▸ Problem description
Copy out each line featuring the string "tumören" from the entries beneath.

----------

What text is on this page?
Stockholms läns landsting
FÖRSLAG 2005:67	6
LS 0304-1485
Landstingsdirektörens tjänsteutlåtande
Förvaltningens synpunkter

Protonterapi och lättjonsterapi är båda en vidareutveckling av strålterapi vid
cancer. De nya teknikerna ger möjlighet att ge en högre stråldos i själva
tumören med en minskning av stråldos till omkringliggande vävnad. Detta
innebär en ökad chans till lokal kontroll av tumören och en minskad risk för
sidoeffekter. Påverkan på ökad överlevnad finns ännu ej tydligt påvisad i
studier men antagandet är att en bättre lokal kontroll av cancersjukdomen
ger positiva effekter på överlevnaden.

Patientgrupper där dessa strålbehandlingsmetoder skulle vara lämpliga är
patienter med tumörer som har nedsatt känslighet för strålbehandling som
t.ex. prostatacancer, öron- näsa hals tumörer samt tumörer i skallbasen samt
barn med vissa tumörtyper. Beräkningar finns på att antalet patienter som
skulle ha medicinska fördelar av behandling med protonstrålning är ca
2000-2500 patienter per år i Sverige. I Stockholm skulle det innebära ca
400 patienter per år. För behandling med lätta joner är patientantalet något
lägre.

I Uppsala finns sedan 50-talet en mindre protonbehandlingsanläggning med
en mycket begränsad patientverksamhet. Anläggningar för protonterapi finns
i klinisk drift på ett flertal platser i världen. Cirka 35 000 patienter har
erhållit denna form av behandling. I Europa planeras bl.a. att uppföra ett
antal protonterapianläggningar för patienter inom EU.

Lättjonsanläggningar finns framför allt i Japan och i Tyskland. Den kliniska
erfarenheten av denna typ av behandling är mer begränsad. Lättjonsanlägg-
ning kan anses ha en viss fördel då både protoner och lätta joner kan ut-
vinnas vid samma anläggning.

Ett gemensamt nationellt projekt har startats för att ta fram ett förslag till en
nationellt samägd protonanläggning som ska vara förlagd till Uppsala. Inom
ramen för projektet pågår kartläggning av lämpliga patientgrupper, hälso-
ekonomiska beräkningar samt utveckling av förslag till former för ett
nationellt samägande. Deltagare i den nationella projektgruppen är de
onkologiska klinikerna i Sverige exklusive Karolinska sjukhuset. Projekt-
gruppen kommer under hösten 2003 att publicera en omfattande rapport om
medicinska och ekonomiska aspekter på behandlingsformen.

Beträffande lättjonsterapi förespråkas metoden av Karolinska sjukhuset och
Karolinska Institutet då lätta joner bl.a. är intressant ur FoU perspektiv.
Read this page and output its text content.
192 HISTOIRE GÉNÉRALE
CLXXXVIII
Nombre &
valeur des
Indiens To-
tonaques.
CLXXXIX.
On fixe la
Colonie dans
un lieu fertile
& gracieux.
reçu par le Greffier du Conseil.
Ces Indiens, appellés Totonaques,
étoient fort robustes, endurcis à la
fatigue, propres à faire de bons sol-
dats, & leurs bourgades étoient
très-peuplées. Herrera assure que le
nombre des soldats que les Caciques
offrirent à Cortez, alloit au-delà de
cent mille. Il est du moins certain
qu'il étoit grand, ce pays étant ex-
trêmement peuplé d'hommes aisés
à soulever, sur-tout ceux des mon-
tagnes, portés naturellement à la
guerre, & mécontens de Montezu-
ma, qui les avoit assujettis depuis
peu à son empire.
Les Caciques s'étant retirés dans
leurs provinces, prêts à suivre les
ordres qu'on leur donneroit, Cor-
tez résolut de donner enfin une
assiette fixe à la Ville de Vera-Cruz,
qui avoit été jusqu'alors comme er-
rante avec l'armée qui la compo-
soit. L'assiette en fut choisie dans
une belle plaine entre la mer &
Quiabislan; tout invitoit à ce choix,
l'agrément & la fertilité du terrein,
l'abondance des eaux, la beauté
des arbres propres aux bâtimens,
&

----------

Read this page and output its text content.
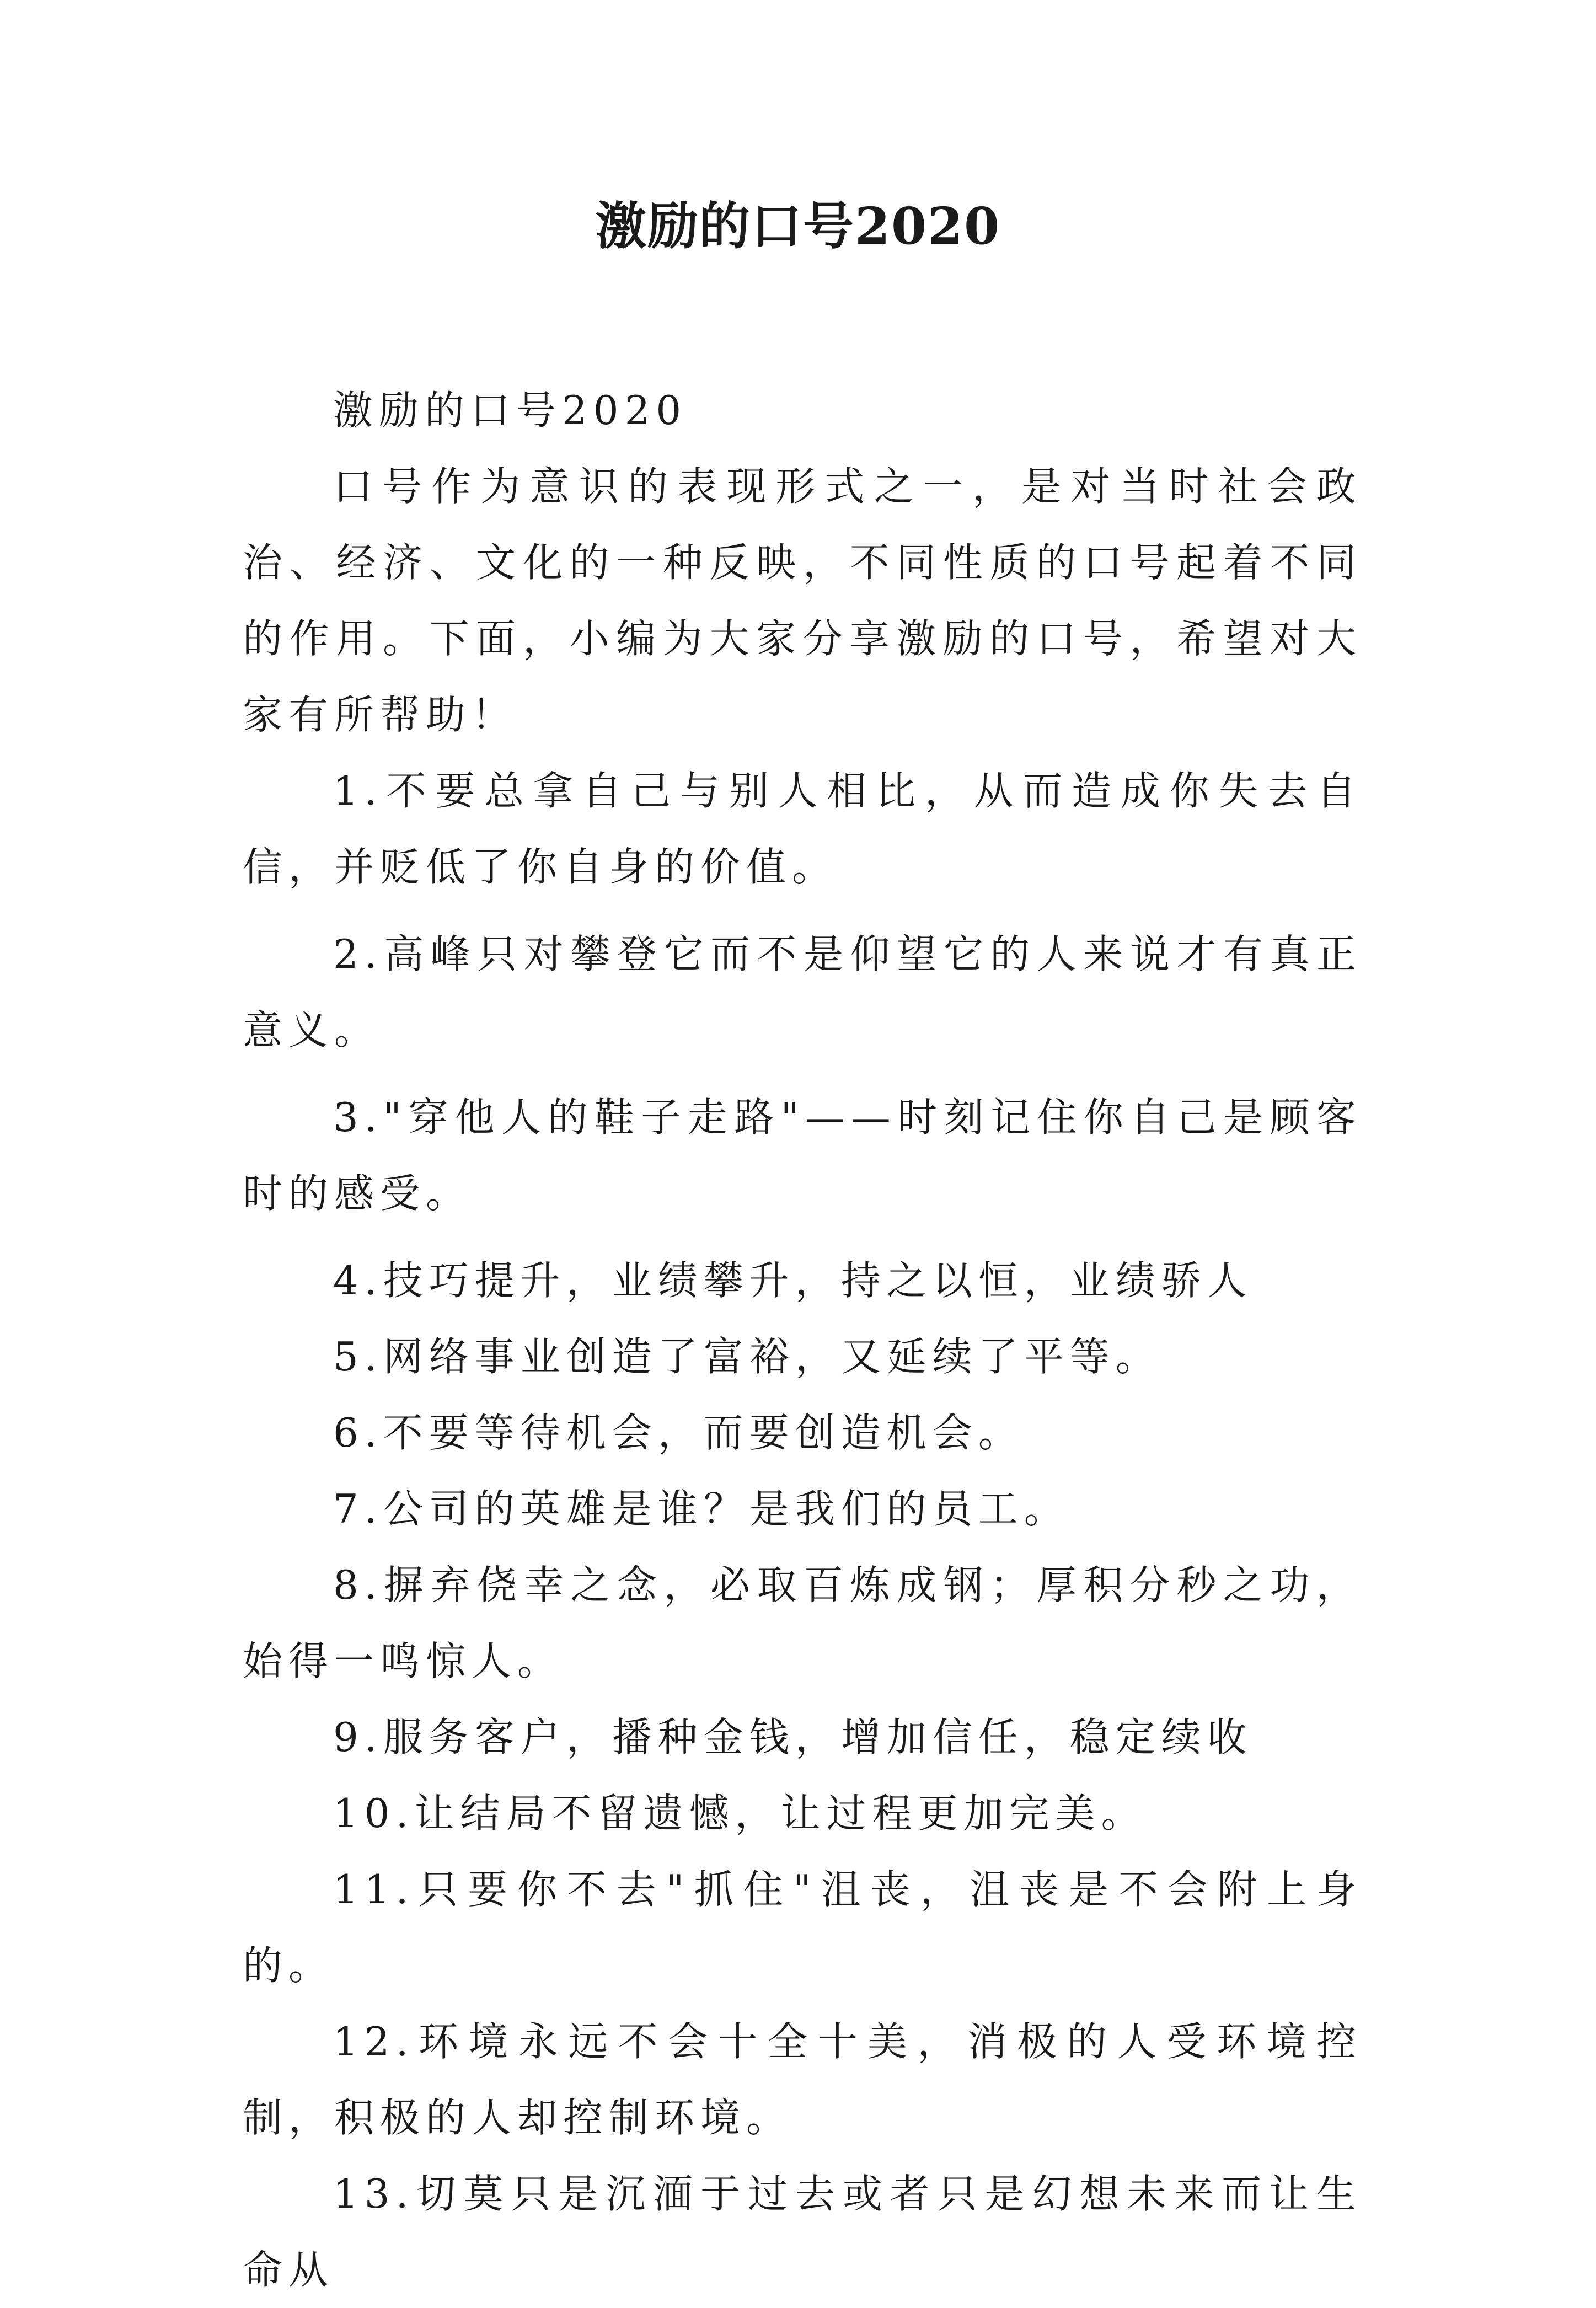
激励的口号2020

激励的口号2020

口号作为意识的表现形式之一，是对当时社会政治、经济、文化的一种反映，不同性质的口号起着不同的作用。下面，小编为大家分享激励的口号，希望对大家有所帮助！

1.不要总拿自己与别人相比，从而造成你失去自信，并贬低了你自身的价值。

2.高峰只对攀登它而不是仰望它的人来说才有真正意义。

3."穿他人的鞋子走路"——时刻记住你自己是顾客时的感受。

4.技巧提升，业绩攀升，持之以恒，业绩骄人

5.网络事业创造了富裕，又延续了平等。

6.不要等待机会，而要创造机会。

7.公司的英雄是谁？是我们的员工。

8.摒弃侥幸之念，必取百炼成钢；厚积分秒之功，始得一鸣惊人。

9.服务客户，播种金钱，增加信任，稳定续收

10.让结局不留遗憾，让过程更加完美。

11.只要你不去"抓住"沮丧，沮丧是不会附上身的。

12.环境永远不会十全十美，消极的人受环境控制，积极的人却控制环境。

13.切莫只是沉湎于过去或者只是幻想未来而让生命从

----------

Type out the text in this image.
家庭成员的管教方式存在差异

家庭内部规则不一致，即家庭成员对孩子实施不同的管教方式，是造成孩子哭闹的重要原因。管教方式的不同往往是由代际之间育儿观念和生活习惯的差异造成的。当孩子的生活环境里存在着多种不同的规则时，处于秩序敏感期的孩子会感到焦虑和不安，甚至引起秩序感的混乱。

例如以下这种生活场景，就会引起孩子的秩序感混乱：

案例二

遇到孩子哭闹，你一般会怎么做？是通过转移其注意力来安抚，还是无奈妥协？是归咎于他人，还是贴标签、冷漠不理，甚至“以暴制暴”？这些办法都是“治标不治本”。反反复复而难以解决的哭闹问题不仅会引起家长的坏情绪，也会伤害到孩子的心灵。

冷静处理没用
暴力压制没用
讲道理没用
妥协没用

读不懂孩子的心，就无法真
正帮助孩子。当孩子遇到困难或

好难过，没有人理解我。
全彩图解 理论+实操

----------

▸ Task result
tumören med en minskning av stråldos till omkringliggande vävnad. Detta
innebär en ökad chans till lokal kontroll av tumören och en minskad risk för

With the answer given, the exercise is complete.